**Data to use**
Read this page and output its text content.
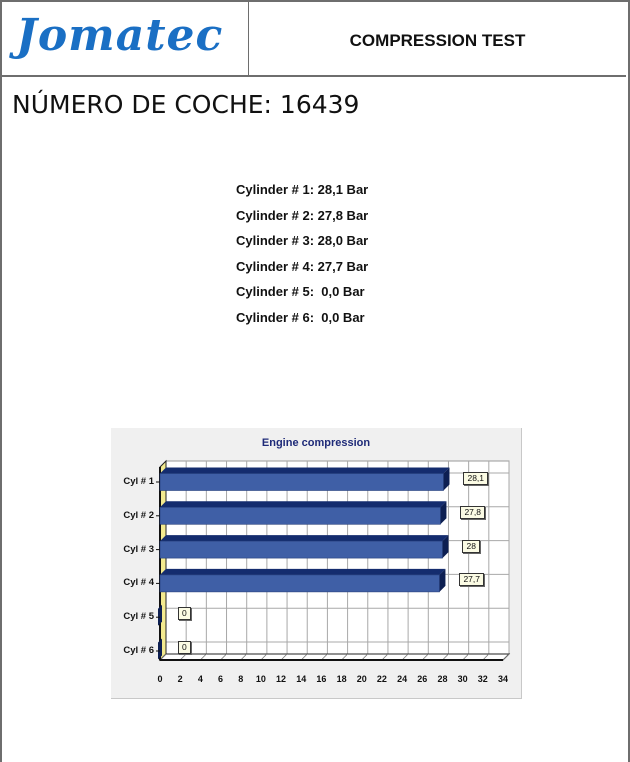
Jomatec	COMPRESSION TEST
NÚMERO DE COCHE: 16439
Cylinder # 1: 28,1 Bar
Cylinder # 2: 27,8 Bar
Cylinder # 3: 28,0 Bar
Cylinder # 4: 27,7 Bar
Cylinder # 5:  0,0 Bar
Cylinder # 6:  0,0 Bar
Engine compression
Cyl # 1
Cyl # 2
Cyl # 3
Cyl # 4
Cyl # 5
Cyl # 6
28,1
27,8
28
27,7
0
0
0	2	4	6	8	10	12	14	16	18	20	22	24	26	28	30	32	34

**Work to do**
Leave out the pictures and restate everything else word for word.

**Exercise solution**
Read this page and output its text content.
Jomatec	COMPRESSION TEST
NÚMERO DE COCHE: 16439
Cylinder # 1: 28,1 Bar
Cylinder # 2: 27,8 Bar
Cylinder # 3: 28,0 Bar
Cylinder # 4: 27,7 Bar
Cylinder # 5:  0,0 Bar
Cylinder # 6:  0,0 Bar
Engine compression
Cyl # 1
Cyl # 2
Cyl # 3
Cyl # 4
Cyl # 5
Cyl # 6
28,1
27,8
28
27,7
0
0
0	2	4	6	8	10	12	14	16	18	20	22	24	26	28	30	32	34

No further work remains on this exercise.